TÂCHES À RÉALISER =
a – Relevez, s'il vous plaît, tous les nombres écrits en chiffres, ordinaux compris, dans le texte sur les mineurs non accompagnés en Aveyron, dans leur ordre d'apparition.
b – Mettez à jour le passage du texte sur les mineurs non accompagnés en Aveyron allant de « Dans l’Aveyron comme » jusqu'à « plusieurs personnes engagées. » inclus, en remplaçant « conseil départemental » par « conseil général ».
c – Prolongez le texte sur les mineurs non accompagnés en Aveyron à partir de sa dernière phrase.

TEXTE À LIRE =
┄┄┄┄┄┄┄┄┄┄

Ces jeunes à l’histoire déjà dense ont été jusqu’à 1 400 à arriver sur le sol aveyronnais en une année, au plus fort de la crise migratoire. Majoritairement venus d’Afrique de l’ouest, ils ne "souhaitent qu’une chose : aller à l’école, apprendre un métier et travailler en France", selon un bénévole du Secours catholique. Certains y arrivent, au prix d’un éprouvant parcours administratif.

Dans l’Aveyron comme ailleurs, les premières arrivées d’importance de Mineurs non accompagnés ont été constatées en 2018. Cette année-là, le conseil départemental affirme, par la bouche de son président Jean-François Galliard, en avoir reçu 647 sur les 9 premiers mois de l’année. "C’est une accélération qui pose problème. On a du mal à faire face à nos responsabilités, le Département ne dispose que de 109 places… On est en overdose", affirmait à l’époque le président Galliard.

Selon les bénévoles locaux impliqués, l’Aveyron a été à une certaine période 10e département en termes de nombre d’arrivées en France. Il n’y avait pas de structure ni de dispositif d’accueil vraiment performant, " ce qui fait qu’un certain nombre était dans la rue ", se souviennent plusieurs personnes engagées.

Ils sont "une chance pour la France", selon ce bénévole engagé dans l’aide aux Mineurs non accompagnés de la région de Rodez. "L’anonymat est capital sur ces dossiers. Nous ne sommes pas là pour nous mais pour les autres. Ces jeunes nous confient leur détresse", explique Gérard, dont le prénom a été modifié.

┄┄┄┄┄┄┄┄┄┄

LIGNES DE DONNÉES =
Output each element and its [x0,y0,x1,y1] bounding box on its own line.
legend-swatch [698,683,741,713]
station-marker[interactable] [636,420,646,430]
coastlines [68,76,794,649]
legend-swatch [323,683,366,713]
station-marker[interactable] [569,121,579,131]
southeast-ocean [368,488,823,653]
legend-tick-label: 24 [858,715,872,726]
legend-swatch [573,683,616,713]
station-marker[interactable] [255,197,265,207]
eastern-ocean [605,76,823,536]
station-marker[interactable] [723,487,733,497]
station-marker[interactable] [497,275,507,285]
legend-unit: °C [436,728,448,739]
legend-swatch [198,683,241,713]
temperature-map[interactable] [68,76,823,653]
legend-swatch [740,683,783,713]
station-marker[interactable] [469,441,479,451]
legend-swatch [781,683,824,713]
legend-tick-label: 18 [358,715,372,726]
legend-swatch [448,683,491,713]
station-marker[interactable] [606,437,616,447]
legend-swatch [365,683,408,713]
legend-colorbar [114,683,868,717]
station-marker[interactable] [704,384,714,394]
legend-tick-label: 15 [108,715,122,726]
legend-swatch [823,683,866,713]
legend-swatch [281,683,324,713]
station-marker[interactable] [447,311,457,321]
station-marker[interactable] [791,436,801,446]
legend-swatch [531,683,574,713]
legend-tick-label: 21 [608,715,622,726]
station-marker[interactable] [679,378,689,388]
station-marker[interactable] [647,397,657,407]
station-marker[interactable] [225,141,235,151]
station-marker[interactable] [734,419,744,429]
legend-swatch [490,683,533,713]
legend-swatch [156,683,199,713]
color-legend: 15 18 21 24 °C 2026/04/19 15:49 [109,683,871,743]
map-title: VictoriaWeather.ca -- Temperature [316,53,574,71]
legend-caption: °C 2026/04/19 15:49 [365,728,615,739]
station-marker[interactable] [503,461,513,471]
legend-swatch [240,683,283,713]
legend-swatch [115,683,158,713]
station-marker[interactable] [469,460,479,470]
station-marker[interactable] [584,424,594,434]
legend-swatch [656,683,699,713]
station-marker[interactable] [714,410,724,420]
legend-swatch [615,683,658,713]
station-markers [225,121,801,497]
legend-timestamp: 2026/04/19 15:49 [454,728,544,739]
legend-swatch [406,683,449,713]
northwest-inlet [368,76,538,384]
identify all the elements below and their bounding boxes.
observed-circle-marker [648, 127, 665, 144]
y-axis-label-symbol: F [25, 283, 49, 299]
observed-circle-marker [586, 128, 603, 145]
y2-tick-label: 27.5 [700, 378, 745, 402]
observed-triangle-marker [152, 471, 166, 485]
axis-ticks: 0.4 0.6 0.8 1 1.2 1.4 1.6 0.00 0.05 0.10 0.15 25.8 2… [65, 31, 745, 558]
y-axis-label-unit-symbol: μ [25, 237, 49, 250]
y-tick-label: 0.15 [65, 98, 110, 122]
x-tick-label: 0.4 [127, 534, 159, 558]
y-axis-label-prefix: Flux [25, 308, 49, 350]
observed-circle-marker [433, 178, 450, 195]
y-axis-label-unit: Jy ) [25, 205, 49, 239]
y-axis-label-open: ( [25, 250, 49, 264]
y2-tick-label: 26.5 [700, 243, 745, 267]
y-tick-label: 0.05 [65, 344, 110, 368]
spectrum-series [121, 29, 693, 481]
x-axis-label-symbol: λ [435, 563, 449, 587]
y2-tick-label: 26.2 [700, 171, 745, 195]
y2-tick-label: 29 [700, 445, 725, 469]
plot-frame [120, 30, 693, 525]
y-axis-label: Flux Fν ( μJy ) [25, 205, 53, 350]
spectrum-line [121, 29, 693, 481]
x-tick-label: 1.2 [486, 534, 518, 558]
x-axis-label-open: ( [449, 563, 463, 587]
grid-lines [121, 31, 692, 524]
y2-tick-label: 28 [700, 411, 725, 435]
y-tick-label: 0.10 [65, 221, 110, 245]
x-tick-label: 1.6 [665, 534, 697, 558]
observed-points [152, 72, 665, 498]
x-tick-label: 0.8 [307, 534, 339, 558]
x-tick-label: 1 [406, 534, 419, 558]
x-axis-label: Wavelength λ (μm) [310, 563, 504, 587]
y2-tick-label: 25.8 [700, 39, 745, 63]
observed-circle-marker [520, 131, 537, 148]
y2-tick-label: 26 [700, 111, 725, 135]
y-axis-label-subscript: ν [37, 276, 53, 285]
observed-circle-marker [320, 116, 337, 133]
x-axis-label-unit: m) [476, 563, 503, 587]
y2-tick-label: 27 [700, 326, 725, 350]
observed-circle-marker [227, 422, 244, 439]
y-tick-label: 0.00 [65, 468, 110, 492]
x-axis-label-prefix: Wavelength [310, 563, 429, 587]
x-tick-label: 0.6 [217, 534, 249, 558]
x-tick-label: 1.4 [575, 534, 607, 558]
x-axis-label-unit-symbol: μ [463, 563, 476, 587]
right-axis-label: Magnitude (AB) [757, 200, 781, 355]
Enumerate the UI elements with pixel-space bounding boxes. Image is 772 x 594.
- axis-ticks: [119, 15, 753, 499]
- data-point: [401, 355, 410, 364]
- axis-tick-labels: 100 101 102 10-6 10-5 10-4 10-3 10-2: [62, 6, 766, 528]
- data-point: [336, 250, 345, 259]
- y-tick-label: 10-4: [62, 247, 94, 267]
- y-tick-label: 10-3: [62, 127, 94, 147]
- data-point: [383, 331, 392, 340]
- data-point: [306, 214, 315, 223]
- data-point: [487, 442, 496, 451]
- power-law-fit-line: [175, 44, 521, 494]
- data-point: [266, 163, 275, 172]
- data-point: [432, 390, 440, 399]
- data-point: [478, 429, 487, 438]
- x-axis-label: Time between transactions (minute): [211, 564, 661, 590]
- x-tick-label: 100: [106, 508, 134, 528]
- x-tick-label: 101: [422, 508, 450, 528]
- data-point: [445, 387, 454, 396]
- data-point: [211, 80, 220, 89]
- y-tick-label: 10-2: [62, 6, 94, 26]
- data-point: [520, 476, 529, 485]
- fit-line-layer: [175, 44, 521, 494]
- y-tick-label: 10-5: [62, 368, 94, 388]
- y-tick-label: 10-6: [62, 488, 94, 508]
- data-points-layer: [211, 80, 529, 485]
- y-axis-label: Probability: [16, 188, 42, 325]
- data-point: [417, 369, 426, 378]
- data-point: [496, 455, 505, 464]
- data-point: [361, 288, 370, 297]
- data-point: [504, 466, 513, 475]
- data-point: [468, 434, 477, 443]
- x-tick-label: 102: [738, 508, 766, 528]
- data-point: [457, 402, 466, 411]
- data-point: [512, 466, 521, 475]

┄┄┄┄┄┄┄┄┄┄

RÉSULTATS PAR TÂCHE =
a – 1 400, 2018, 647, 9, 109, 10e

b –
Dans l’Aveyron comme ailleurs, les premières arrivées d’importance de Mineurs non accompagnés ont été constatées en 2018. Cette année-là, le conseil général affirme, par la bouche de son président Jean-François Galliard, en avoir reçu 647 sur les 9 premiers mois de l’année. "C’est une accélération qui pose problème. On a du mal à faire face à nos responsabilités, le Département ne dispose que de 109 places… On est en overdose", affirmait à l’époque le président Galliard.

Selon les bénévoles locaux impliqués, l’Aveyron a été à une certaine période 10e département en termes de nombre d’arrivées en France. Il n’y avait pas de structure ni de dispositif d’accueil vraiment performant, " ce qui fait qu’un certain nombre était dans la rue ", se souviennent plusieurs personnes engagées.

c –
Depuis près de quatre ans et aux côtés notamment du Secours catholique, il s’investit pour un accueil digne de ces jeunes migrants en provenance principalement du Mali, de Côte d’Ivoire, de Guinée, du Sénégal ou du Cameroun.

"Ceux qui arrivent par la Sicile ont le parcours le plus difficile, ils passent par la Libye"

Gérard est loin d’être seul dans cette aventure, car aux quatre coins du département, des structures d’accueil et associations d’aide sont mobilisées : Môm’O chaud, Secours catholique, Emmaüs, foyers de jeunes travailleurs, associations la Pantarelle, Village 12 ou Émilie de Rodat, structures à Sénergues ou au château de Floirac, Fédération des œuvres laïques, Restos du cœur… Une addition de bonnes volontés pour accueillir au mieux ces jeunes, partis de chez eux car "poussés par la misère", comme l’explique le bénévole.

Au terme de plusieurs mois ou années d’errance, ils sont arrivés en France en traversant soit l’Espagne, soit l’Italie.

"Ceux qui arrivent par la Sicile ou Lampédusa ont le parcours le plus difficile, ils passent par la Libye. Ils rentrent en Italie, dans de très difficiles conditions. On prend leurs empreintes et l’Italie devrait les garder au regard des accords de Shengen, mais elle n’a pas de raison de faire d’excès de zèle. Deuxième voie d’accès : le Maroc ou les îles Canaries, avec parfois quelques variantes", explique Gérard. Les jeunes sont dans ce cas recueillis par l’Espagne et il arrive, comme en Italie et selon plusieurs bénévoles, qu’on leur offre un ticket de bus pour se rapprocher de la frontière…

"Alors ils le prennent !", explique Gérard, et entrent "assez facilement" en France, le but d’un long voyage pour ces jeunes francophones qui n’ont pour seul désir que "d’aller à l’école et d’apprendre un métier pour rester et travailler en France".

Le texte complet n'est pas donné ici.